TASK INSTRUCTIONS – Output every record word for word.

SUPPLIED ENTRIES –

____

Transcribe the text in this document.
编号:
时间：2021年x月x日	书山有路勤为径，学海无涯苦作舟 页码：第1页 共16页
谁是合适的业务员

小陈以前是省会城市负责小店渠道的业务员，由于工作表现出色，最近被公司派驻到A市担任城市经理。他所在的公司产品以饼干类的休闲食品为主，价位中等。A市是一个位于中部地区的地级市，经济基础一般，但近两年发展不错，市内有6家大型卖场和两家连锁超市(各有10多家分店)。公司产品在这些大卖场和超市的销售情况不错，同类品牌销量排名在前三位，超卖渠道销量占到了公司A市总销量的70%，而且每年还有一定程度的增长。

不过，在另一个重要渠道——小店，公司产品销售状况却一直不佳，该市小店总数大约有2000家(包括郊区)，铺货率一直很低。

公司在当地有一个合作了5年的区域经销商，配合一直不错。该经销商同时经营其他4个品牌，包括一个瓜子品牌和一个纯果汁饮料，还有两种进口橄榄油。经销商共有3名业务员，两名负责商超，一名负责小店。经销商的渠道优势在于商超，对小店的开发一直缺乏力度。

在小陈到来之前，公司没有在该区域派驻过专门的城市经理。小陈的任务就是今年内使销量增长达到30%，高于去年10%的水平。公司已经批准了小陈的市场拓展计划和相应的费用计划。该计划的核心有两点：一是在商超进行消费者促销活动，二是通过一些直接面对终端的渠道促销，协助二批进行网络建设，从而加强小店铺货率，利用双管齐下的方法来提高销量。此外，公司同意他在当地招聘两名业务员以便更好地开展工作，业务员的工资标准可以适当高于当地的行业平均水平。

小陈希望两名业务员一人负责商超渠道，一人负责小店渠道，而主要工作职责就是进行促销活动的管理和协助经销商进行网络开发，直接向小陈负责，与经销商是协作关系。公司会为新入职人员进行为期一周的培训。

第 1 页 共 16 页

____

RESULT OF THE TASK –
Transcribe the text in this document.
编号:
时间：2021年x月x日	书山有路勤为径，学海无涯苦作舟 页码：第1页 共16页
谁是合适的业务员

小陈以前是省会城市负责小店渠道的业务员，由于工作表现出色，最近被公司派驻到A市担任城市经理。他所在的公司产品以饼干类的休闲食品为主，价位中等。A市是一个位于中部地区的地级市，经济基础一般，但近两年发展不错，市内有6家大型卖场和两家连锁超市(各有10多家分店)。公司产品在这些大卖场和超市的销售情况不错，同类品牌销量排名在前三位，超卖渠道销量占到了公司A市总销量的70%，而且每年还有一定程度的增长。

不过，在另一个重要渠道——小店，公司产品销售状况却一直不佳，该市小店总数大约有2000家(包括郊区)，铺货率一直很低。

公司在当地有一个合作了5年的区域经销商，配合一直不错。该经销商同时经营其他4个品牌，包括一个瓜子品牌和一个纯果汁饮料，还有两种进口橄榄油。经销商共有3名业务员，两名负责商超，一名负责小店。经销商的渠道优势在于商超，对小店的开发一直缺乏力度。

在小陈到来之前，公司没有在该区域派驻过专门的城市经理。小陈的任务就是今年内使销量增长达到30%，高于去年10%的水平。公司已经批准了小陈的市场拓展计划和相应的费用计划。该计划的核心有两点：一是在商超进行消费者促销活动，二是通过一些直接面对终端的渠道促销，协助二批进行网络建设，从而加强小店铺货率，利用双管齐下的方法来提高销量。此外，公司同意他在当地招聘两名业务员以便更好地开展工作，业务员的工资标准可以适当高于当地的行业平均水平。

小陈希望两名业务员一人负责商超渠道，一人负责小店渠道，而主要工作职责就是进行促销活动的管理和协助经销商进行网络开发，直接向小陈负责，与经销商是协作关系。公司会为新入职人员进行为期一周的培训。

第 1 页 共 16 页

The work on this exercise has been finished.